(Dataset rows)
————————
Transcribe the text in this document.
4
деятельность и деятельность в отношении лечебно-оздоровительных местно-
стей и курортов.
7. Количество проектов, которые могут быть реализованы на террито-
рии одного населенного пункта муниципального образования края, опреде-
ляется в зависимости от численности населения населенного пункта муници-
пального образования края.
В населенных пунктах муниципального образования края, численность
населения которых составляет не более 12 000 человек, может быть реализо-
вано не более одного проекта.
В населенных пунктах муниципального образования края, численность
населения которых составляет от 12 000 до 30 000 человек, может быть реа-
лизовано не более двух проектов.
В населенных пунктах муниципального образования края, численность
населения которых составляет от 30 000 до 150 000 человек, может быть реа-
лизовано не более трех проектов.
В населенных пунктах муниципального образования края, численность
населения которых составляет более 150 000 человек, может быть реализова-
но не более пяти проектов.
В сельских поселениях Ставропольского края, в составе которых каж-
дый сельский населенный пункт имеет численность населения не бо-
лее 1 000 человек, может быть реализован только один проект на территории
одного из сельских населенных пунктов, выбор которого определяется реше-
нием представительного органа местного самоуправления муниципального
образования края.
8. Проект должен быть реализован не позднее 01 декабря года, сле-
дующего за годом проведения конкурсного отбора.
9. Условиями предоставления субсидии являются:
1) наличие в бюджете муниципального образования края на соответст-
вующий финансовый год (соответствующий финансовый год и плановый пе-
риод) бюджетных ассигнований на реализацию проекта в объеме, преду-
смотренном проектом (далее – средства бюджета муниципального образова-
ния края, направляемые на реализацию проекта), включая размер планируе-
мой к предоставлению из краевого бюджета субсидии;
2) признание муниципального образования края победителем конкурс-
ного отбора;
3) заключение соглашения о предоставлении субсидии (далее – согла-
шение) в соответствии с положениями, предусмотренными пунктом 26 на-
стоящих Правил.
————————
## Stated exercise
Each record above must be given again exactly.

## Answer to the problem
Transcribe the text in this document.
4
деятельность и деятельность в отношении лечебно-оздоровительных местно-
стей и курортов.
7. Количество проектов, которые могут быть реализованы на террито-
рии одного населенного пункта муниципального образования края, опреде-
ляется в зависимости от численности населения населенного пункта муници-
пального образования края.
В населенных пунктах муниципального образования края, численность
населения которых составляет не более 12 000 человек, может быть реализо-
вано не более одного проекта.
В населенных пунктах муниципального образования края, численность
населения которых составляет от 12 000 до 30 000 человек, может быть реа-
лизовано не более двух проектов.
В населенных пунктах муниципального образования края, численность
населения которых составляет от 30 000 до 150 000 человек, может быть реа-
лизовано не более трех проектов.
В населенных пунктах муниципального образования края, численность
населения которых составляет более 150 000 человек, может быть реализова-
но не более пяти проектов.
В сельских поселениях Ставропольского края, в составе которых каж-
дый сельский населенный пункт имеет численность населения не бо-
лее 1 000 человек, может быть реализован только один проект на территории
одного из сельских населенных пунктов, выбор которого определяется реше-
нием представительного органа местного самоуправления муниципального
образования края.
8. Проект должен быть реализован не позднее 01 декабря года, сле-
дующего за годом проведения конкурсного отбора.
9. Условиями предоставления субсидии являются:
1) наличие в бюджете муниципального образования края на соответст-
вующий финансовый год (соответствующий финансовый год и плановый пе-
риод) бюджетных ассигнований на реализацию проекта в объеме, преду-
смотренном проектом (далее – средства бюджета муниципального образова-
ния края, направляемые на реализацию проекта), включая размер планируе-
мой к предоставлению из краевого бюджета субсидии;
2) признание муниципального образования края победителем конкурс-
ного отбора;
3) заключение соглашения о предоставлении субсидии (далее – согла-
шение) в соответствии с положениями, предусмотренными пунктом 26 на-
стоящих Правил.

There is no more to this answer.